# Data rows:
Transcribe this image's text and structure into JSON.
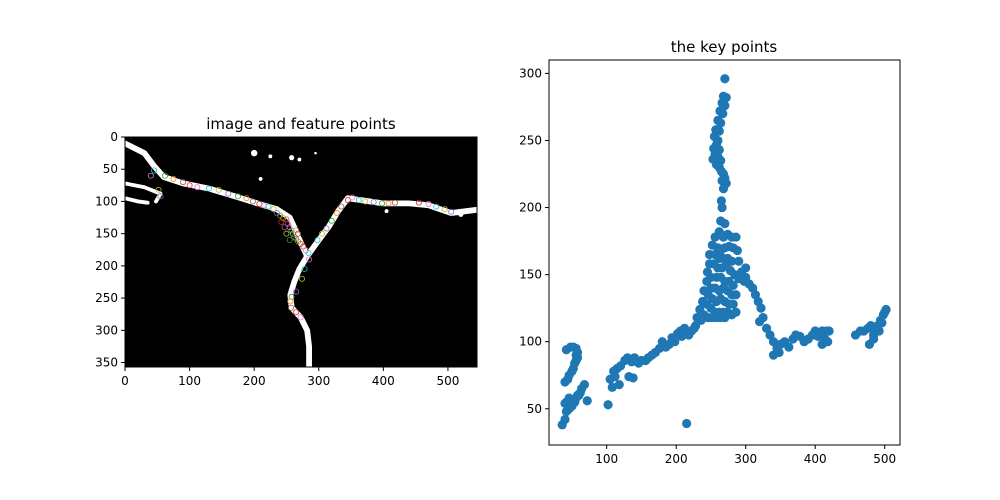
{
  "colors": {
    "point": "#1f77b4",
    "image_background": "#000000",
    "road": "#ffffff",
    "feature_marker_palette": [
      "#e377c2",
      "#17becf",
      "#bcbd22",
      "#9467bd",
      "#2ca02c",
      "#ff7f0e",
      "#8c564b",
      "#d62728"
    ]
  },
  "chart_data": [
    {
      "type": "image",
      "title": "image and feature points",
      "xlim": [
        0,
        545
      ],
      "ylim": [
        357,
        0
      ],
      "xticks": [
        0,
        100,
        200,
        300,
        400,
        500
      ],
      "yticks": [
        0,
        50,
        100,
        150,
        200,
        250,
        300,
        350
      ],
      "road_paths": [
        [
          [
            0,
            10
          ],
          [
            30,
            25
          ],
          [
            45,
            45
          ],
          [
            60,
            62
          ],
          [
            90,
            72
          ],
          [
            130,
            80
          ],
          [
            170,
            92
          ],
          [
            205,
            103
          ],
          [
            235,
            112
          ],
          [
            255,
            125
          ],
          [
            262,
            140
          ],
          [
            268,
            155
          ],
          [
            275,
            170
          ],
          [
            282,
            185
          ]
        ],
        [
          [
            282,
            185
          ],
          [
            300,
            160
          ],
          [
            315,
            140
          ],
          [
            330,
            115
          ],
          [
            345,
            95
          ],
          [
            365,
            98
          ],
          [
            400,
            103
          ],
          [
            440,
            103
          ],
          [
            470,
            106
          ],
          [
            505,
            118
          ],
          [
            545,
            113
          ]
        ],
        [
          [
            282,
            185
          ],
          [
            270,
            205
          ],
          [
            262,
            225
          ],
          [
            256,
            245
          ],
          [
            258,
            265
          ],
          [
            272,
            280
          ],
          [
            282,
            300
          ],
          [
            285,
            325
          ],
          [
            285,
            357
          ]
        ],
        [
          [
            0,
            72
          ],
          [
            30,
            78
          ],
          [
            55,
            88
          ],
          [
            48,
            100
          ]
        ],
        [
          [
            0,
            95
          ],
          [
            20,
            100
          ],
          [
            35,
            102
          ]
        ]
      ],
      "blobs": [
        [
          200,
          25,
          5
        ],
        [
          225,
          30,
          3
        ],
        [
          258,
          32,
          4
        ],
        [
          270,
          35,
          3
        ],
        [
          295,
          25,
          2
        ],
        [
          210,
          65,
          3
        ],
        [
          405,
          115,
          3
        ],
        [
          520,
          120,
          4
        ]
      ],
      "feature_points": [
        [
          40,
          60
        ],
        [
          45,
          52
        ],
        [
          52,
          82
        ],
        [
          55,
          92
        ],
        [
          62,
          60
        ],
        [
          75,
          65
        ],
        [
          90,
          70
        ],
        [
          100,
          75
        ],
        [
          112,
          78
        ],
        [
          130,
          80
        ],
        [
          145,
          82
        ],
        [
          160,
          88
        ],
        [
          175,
          92
        ],
        [
          188,
          95
        ],
        [
          198,
          100
        ],
        [
          208,
          104
        ],
        [
          215,
          106
        ],
        [
          222,
          108
        ],
        [
          230,
          112
        ],
        [
          235,
          118
        ],
        [
          240,
          122
        ],
        [
          245,
          126
        ],
        [
          250,
          128
        ],
        [
          252,
          135
        ],
        [
          255,
          140
        ],
        [
          258,
          145
        ],
        [
          260,
          150
        ],
        [
          262,
          155
        ],
        [
          265,
          158
        ],
        [
          268,
          162
        ],
        [
          272,
          166
        ],
        [
          276,
          170
        ],
        [
          280,
          176
        ],
        [
          284,
          180
        ],
        [
          250,
          150
        ],
        [
          247,
          140
        ],
        [
          255,
          160
        ],
        [
          265,
          145
        ],
        [
          268,
          150
        ],
        [
          242,
          132
        ],
        [
          285,
          190
        ],
        [
          278,
          205
        ],
        [
          274,
          220
        ],
        [
          265,
          240
        ],
        [
          258,
          248
        ],
        [
          256,
          255
        ],
        [
          257,
          265
        ],
        [
          265,
          272
        ],
        [
          272,
          280
        ],
        [
          298,
          160
        ],
        [
          305,
          150
        ],
        [
          312,
          142
        ],
        [
          320,
          130
        ],
        [
          328,
          118
        ],
        [
          335,
          108
        ],
        [
          345,
          98
        ],
        [
          352,
          94
        ],
        [
          362,
          98
        ],
        [
          372,
          100
        ],
        [
          385,
          101
        ],
        [
          398,
          103
        ],
        [
          408,
          103
        ],
        [
          418,
          102
        ],
        [
          455,
          102
        ],
        [
          470,
          104
        ],
        [
          482,
          108
        ],
        [
          495,
          112
        ],
        [
          505,
          116
        ]
      ]
    },
    {
      "type": "scatter",
      "title": "the key points",
      "xlim": [
        17,
        522
      ],
      "ylim": [
        23,
        310
      ],
      "xticks": [
        100,
        200,
        300,
        400,
        500
      ],
      "yticks": [
        50,
        100,
        150,
        200,
        250,
        300
      ],
      "points": [
        [
          270,
          296
        ],
        [
          268,
          283
        ],
        [
          272,
          282
        ],
        [
          266,
          278
        ],
        [
          270,
          276
        ],
        [
          263,
          272
        ],
        [
          267,
          270
        ],
        [
          260,
          265
        ],
        [
          264,
          263
        ],
        [
          257,
          258
        ],
        [
          262,
          257
        ],
        [
          255,
          253
        ],
        [
          260,
          250
        ],
        [
          258,
          247
        ],
        [
          254,
          244
        ],
        [
          262,
          243
        ],
        [
          256,
          240
        ],
        [
          260,
          238
        ],
        [
          253,
          236
        ],
        [
          264,
          235
        ],
        [
          258,
          232
        ],
        [
          262,
          230
        ],
        [
          265,
          227
        ],
        [
          268,
          225
        ],
        [
          270,
          222
        ],
        [
          266,
          220
        ],
        [
          272,
          218
        ],
        [
          268,
          214
        ],
        [
          265,
          205
        ],
        [
          266,
          200
        ],
        [
          264,
          190
        ],
        [
          270,
          188
        ],
        [
          262,
          182
        ],
        [
          268,
          178
        ],
        [
          274,
          180
        ],
        [
          280,
          178
        ],
        [
          286,
          178
        ],
        [
          256,
          178
        ],
        [
          252,
          172
        ],
        [
          260,
          170
        ],
        [
          264,
          168
        ],
        [
          270,
          170
        ],
        [
          276,
          171
        ],
        [
          282,
          170
        ],
        [
          288,
          168
        ],
        [
          248,
          165
        ],
        [
          256,
          165
        ],
        [
          262,
          162
        ],
        [
          268,
          162
        ],
        [
          274,
          162
        ],
        [
          280,
          160
        ],
        [
          290,
          160
        ],
        [
          294,
          152
        ],
        [
          300,
          155
        ],
        [
          248,
          158
        ],
        [
          254,
          158
        ],
        [
          260,
          155
        ],
        [
          266,
          155
        ],
        [
          272,
          157
        ],
        [
          278,
          153
        ],
        [
          284,
          150
        ],
        [
          290,
          147
        ],
        [
          298,
          145
        ],
        [
          305,
          143
        ],
        [
          300,
          148
        ],
        [
          310,
          140
        ],
        [
          314,
          135
        ],
        [
          318,
          130
        ],
        [
          245,
          152
        ],
        [
          250,
          148
        ],
        [
          258,
          148
        ],
        [
          264,
          148
        ],
        [
          270,
          145
        ],
        [
          276,
          145
        ],
        [
          282,
          142
        ],
        [
          244,
          145
        ],
        [
          250,
          140
        ],
        [
          256,
          140
        ],
        [
          262,
          138
        ],
        [
          268,
          140
        ],
        [
          274,
          138
        ],
        [
          280,
          135
        ],
        [
          286,
          135
        ],
        [
          240,
          138
        ],
        [
          246,
          135
        ],
        [
          252,
          132
        ],
        [
          258,
          130
        ],
        [
          264,
          132
        ],
        [
          270,
          130
        ],
        [
          276,
          128
        ],
        [
          282,
          128
        ],
        [
          238,
          130
        ],
        [
          244,
          128
        ],
        [
          250,
          125
        ],
        [
          256,
          122
        ],
        [
          262,
          122
        ],
        [
          268,
          122
        ],
        [
          274,
          122
        ],
        [
          280,
          120
        ],
        [
          286,
          122
        ],
        [
          234,
          124
        ],
        [
          240,
          120
        ],
        [
          246,
          118
        ],
        [
          252,
          118
        ],
        [
          258,
          118
        ],
        [
          264,
          118
        ],
        [
          270,
          118
        ],
        [
          230,
          118
        ],
        [
          236,
          116
        ],
        [
          228,
          112
        ],
        [
          222,
          108
        ],
        [
          226,
          110
        ],
        [
          218,
          105
        ],
        [
          212,
          110
        ],
        [
          206,
          108
        ],
        [
          202,
          106
        ],
        [
          208,
          104
        ],
        [
          198,
          100
        ],
        [
          194,
          103
        ],
        [
          190,
          98
        ],
        [
          185,
          96
        ],
        [
          180,
          100
        ],
        [
          176,
          95
        ],
        [
          170,
          92
        ],
        [
          165,
          90
        ],
        [
          160,
          88
        ],
        [
          156,
          86
        ],
        [
          150,
          86
        ],
        [
          146,
          84
        ],
        [
          140,
          88
        ],
        [
          136,
          85
        ],
        [
          130,
          88
        ],
        [
          126,
          86
        ],
        [
          120,
          82
        ],
        [
          115,
          80
        ],
        [
          110,
          78
        ],
        [
          105,
          72
        ],
        [
          112,
          74
        ],
        [
          108,
          66
        ],
        [
          118,
          68
        ],
        [
          102,
          53
        ],
        [
          132,
          74
        ],
        [
          138,
          73
        ],
        [
          36,
          38
        ],
        [
          40,
          42
        ],
        [
          42,
          48
        ],
        [
          46,
          50
        ],
        [
          50,
          52
        ],
        [
          54,
          55
        ],
        [
          56,
          58
        ],
        [
          58,
          60
        ],
        [
          62,
          62
        ],
        [
          64,
          65
        ],
        [
          68,
          68
        ],
        [
          50,
          56
        ],
        [
          46,
          58
        ],
        [
          42,
          55
        ],
        [
          40,
          54
        ],
        [
          40,
          70
        ],
        [
          44,
          72
        ],
        [
          46,
          75
        ],
        [
          50,
          78
        ],
        [
          52,
          80
        ],
        [
          54,
          84
        ],
        [
          56,
          86
        ],
        [
          58,
          88
        ],
        [
          56,
          90
        ],
        [
          58,
          92
        ],
        [
          56,
          95
        ],
        [
          52,
          96
        ],
        [
          48,
          96
        ],
        [
          42,
          94
        ],
        [
          60,
          60
        ],
        [
          72,
          56
        ],
        [
          215,
          39
        ],
        [
          322,
          125
        ],
        [
          325,
          118
        ],
        [
          320,
          115
        ],
        [
          330,
          110
        ],
        [
          335,
          105
        ],
        [
          340,
          100
        ],
        [
          345,
          95
        ],
        [
          340,
          90
        ],
        [
          348,
          92
        ],
        [
          350,
          98
        ],
        [
          356,
          100
        ],
        [
          362,
          96
        ],
        [
          368,
          102
        ],
        [
          372,
          105
        ],
        [
          378,
          104
        ],
        [
          384,
          100
        ],
        [
          390,
          102
        ],
        [
          396,
          105
        ],
        [
          400,
          108
        ],
        [
          404,
          104
        ],
        [
          410,
          98
        ],
        [
          414,
          102
        ],
        [
          418,
          100
        ],
        [
          416,
          108
        ],
        [
          410,
          108
        ],
        [
          420,
          108
        ],
        [
          458,
          105
        ],
        [
          465,
          108
        ],
        [
          470,
          108
        ],
        [
          476,
          110
        ],
        [
          480,
          112
        ],
        [
          478,
          98
        ],
        [
          484,
          105
        ],
        [
          486,
          110
        ],
        [
          490,
          112
        ],
        [
          494,
          116
        ],
        [
          496,
          114
        ],
        [
          498,
          120
        ],
        [
          500,
          122
        ],
        [
          502,
          124
        ],
        [
          492,
          108
        ],
        [
          484,
          102
        ]
      ]
    }
  ]
}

# Written request:
Using the listing above, gather each line that holds the string "title" and copy it.

# Answer in full:
      "title": "image and feature points",
      "title": "the key points",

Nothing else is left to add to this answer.